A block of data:
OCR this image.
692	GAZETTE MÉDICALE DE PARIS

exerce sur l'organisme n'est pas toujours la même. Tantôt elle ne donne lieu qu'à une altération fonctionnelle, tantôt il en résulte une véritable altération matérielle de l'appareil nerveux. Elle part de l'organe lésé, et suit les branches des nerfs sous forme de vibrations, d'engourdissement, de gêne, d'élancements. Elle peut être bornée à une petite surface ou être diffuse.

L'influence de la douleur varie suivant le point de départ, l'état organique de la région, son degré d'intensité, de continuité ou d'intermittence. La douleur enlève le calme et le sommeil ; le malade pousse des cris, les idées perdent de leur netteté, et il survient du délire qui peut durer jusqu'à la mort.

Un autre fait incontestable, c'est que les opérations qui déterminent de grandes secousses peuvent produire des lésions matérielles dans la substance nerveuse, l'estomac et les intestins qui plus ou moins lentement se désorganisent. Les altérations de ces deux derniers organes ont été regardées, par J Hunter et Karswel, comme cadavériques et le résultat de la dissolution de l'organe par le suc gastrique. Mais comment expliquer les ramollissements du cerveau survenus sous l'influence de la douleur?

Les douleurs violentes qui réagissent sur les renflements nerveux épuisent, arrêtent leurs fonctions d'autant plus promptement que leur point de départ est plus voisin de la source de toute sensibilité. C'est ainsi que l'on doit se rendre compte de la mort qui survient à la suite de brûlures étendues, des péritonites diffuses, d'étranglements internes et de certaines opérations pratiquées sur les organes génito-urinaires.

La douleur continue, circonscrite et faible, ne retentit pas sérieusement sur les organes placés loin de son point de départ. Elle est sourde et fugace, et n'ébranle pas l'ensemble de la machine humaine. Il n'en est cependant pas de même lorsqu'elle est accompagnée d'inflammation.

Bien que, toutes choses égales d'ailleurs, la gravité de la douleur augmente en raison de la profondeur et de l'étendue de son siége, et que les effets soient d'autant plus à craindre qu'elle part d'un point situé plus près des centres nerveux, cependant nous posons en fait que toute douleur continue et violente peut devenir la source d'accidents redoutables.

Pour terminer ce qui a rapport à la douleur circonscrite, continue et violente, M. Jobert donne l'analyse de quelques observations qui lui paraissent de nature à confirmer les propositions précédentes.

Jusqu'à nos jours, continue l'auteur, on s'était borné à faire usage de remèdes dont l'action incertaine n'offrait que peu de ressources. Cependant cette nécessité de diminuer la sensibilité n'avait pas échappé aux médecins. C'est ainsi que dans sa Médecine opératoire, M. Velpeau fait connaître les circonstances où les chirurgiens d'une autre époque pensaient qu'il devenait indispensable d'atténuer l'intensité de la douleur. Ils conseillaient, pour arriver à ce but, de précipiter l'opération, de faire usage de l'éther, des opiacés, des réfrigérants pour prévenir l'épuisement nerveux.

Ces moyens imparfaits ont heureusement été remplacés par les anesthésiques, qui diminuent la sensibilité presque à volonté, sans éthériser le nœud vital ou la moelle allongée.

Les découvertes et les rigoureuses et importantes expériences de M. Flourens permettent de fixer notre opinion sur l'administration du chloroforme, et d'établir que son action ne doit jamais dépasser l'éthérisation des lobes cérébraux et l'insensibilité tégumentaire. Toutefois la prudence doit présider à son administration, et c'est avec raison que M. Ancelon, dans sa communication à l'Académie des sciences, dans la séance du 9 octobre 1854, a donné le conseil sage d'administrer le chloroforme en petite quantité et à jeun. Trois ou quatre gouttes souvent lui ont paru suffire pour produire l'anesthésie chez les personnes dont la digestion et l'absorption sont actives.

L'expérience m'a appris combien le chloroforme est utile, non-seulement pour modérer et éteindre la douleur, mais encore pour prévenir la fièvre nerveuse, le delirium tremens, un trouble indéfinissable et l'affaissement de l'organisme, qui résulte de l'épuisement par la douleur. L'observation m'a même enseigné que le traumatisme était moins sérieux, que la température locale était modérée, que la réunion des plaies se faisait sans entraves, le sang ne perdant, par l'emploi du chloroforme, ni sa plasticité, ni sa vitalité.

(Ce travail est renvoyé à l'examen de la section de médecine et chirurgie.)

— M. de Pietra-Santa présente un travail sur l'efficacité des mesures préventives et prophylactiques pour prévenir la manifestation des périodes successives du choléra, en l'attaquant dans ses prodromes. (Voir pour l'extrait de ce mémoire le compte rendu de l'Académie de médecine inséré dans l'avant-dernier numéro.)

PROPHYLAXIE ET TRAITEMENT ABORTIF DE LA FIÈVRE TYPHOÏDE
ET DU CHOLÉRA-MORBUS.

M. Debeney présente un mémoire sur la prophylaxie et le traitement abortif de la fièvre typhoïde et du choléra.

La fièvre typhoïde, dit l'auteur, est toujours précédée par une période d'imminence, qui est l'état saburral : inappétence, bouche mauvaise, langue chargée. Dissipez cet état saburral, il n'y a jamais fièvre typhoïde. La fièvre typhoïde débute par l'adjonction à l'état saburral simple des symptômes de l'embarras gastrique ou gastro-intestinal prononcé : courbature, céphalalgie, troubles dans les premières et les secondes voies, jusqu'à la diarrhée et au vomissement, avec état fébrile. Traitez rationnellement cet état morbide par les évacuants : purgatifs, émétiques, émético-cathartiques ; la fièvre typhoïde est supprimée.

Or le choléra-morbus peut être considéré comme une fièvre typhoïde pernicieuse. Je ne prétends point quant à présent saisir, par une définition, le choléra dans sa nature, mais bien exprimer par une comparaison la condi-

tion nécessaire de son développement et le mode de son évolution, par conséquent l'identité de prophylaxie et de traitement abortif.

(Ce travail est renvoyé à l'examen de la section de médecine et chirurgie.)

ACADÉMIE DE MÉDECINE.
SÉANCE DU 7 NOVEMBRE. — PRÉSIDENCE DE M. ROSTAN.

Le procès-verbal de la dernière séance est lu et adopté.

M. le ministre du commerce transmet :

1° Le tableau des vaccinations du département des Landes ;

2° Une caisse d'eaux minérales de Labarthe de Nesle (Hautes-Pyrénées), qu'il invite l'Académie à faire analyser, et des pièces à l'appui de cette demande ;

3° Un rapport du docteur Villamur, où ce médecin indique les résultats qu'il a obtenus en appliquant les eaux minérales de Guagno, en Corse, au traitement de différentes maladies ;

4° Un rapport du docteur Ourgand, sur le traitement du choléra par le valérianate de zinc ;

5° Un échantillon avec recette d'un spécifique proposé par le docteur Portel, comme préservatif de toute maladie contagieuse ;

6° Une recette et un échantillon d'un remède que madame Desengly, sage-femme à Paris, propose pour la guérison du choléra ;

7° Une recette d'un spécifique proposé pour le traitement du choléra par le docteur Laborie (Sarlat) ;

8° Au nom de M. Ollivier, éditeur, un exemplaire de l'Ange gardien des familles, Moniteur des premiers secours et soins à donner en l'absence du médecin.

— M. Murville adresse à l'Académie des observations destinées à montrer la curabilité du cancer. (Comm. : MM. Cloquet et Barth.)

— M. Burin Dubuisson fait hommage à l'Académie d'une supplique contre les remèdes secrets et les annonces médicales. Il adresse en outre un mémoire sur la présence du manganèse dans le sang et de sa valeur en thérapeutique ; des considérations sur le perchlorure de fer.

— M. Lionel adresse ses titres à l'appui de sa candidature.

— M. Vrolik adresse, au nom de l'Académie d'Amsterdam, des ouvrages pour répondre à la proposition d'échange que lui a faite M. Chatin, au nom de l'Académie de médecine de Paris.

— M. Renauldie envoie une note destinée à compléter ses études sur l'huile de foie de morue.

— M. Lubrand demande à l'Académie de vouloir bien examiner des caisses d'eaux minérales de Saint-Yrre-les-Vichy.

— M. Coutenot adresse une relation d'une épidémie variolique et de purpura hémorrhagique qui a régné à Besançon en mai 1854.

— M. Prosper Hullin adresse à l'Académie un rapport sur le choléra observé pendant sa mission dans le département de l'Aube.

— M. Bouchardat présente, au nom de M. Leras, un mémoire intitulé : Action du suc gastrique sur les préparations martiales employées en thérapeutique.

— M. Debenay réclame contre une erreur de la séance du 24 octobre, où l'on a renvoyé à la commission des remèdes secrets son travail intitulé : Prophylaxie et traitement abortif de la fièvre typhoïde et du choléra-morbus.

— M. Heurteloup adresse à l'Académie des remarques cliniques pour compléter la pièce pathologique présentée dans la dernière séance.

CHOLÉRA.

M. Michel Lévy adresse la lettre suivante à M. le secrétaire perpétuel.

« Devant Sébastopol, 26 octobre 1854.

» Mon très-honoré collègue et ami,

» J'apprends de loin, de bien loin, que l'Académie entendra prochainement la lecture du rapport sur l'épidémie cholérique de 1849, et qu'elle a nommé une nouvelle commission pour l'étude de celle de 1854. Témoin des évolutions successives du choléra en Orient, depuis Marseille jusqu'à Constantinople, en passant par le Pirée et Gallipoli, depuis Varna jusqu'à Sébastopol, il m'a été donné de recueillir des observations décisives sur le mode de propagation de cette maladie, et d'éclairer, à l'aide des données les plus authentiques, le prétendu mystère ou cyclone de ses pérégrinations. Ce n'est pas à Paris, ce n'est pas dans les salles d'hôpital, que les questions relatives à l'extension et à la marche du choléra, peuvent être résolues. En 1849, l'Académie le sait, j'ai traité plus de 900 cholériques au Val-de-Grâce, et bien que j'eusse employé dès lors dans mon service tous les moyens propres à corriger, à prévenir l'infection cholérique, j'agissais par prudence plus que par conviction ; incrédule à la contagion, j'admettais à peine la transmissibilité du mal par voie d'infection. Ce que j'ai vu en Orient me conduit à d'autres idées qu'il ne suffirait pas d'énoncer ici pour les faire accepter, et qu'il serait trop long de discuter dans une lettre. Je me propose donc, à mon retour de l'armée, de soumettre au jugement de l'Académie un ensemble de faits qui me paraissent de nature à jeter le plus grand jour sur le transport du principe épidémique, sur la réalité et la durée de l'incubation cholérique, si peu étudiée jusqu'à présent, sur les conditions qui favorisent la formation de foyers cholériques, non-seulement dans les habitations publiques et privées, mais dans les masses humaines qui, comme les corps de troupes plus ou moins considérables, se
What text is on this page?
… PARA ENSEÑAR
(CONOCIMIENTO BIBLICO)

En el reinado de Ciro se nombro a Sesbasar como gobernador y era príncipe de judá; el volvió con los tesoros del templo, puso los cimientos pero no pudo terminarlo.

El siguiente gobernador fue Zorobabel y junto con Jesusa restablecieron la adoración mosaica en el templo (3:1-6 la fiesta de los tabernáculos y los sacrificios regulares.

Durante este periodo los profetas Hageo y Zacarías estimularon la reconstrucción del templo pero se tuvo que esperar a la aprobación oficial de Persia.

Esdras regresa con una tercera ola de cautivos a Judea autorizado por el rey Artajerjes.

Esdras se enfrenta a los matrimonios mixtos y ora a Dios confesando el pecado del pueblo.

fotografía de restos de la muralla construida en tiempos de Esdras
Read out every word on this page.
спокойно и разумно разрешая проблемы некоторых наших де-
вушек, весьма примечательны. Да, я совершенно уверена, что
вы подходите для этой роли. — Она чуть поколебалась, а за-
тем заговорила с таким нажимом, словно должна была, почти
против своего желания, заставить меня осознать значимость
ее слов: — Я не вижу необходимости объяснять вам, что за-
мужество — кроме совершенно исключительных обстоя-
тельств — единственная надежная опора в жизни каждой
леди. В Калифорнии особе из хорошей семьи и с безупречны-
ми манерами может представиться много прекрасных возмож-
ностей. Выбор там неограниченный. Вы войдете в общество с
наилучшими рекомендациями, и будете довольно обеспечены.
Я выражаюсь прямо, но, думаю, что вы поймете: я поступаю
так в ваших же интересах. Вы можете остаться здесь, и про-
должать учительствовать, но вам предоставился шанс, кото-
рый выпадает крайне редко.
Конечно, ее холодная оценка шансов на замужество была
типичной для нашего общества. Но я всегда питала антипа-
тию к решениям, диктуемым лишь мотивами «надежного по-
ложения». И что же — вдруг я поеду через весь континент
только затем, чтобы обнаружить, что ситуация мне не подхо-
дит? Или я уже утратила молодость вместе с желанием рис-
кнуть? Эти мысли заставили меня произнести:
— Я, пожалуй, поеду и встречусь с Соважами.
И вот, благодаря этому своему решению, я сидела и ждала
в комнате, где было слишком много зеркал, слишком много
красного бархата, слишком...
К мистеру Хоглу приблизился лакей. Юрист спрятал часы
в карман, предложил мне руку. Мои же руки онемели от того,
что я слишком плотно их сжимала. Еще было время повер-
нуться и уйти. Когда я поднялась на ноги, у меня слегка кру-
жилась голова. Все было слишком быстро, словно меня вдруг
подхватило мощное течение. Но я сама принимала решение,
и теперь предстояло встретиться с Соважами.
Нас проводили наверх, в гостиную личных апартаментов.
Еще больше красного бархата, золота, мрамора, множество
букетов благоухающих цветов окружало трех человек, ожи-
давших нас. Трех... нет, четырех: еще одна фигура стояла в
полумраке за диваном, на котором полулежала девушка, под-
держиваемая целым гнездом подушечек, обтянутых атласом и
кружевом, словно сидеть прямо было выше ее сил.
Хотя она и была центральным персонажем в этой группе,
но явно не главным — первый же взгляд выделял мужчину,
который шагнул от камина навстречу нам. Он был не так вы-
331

> [What you have to do]:
Scan the material for lines with the word "templo", and copy each line you find.

> [Solution to this problem]:
En el reinado de Ciro se nombro a Sesbasar como gobernador y era príncipe de judá; el volvió con los tesoros del templo, puso los cimientos pero no pudo terminarlo.
El siguiente gobernador fue Zorobabel y junto con Jesusa restablecieron la adoración mosaica en el templo (3:1-6 la fiesta de los tabernáculos y los sacrificios regulares.
Durante este periodo los profetas Hageo y Zacarías estimularon la reconstrucción del templo pero se tuvo que esperar a la aprobación oficial de Persia.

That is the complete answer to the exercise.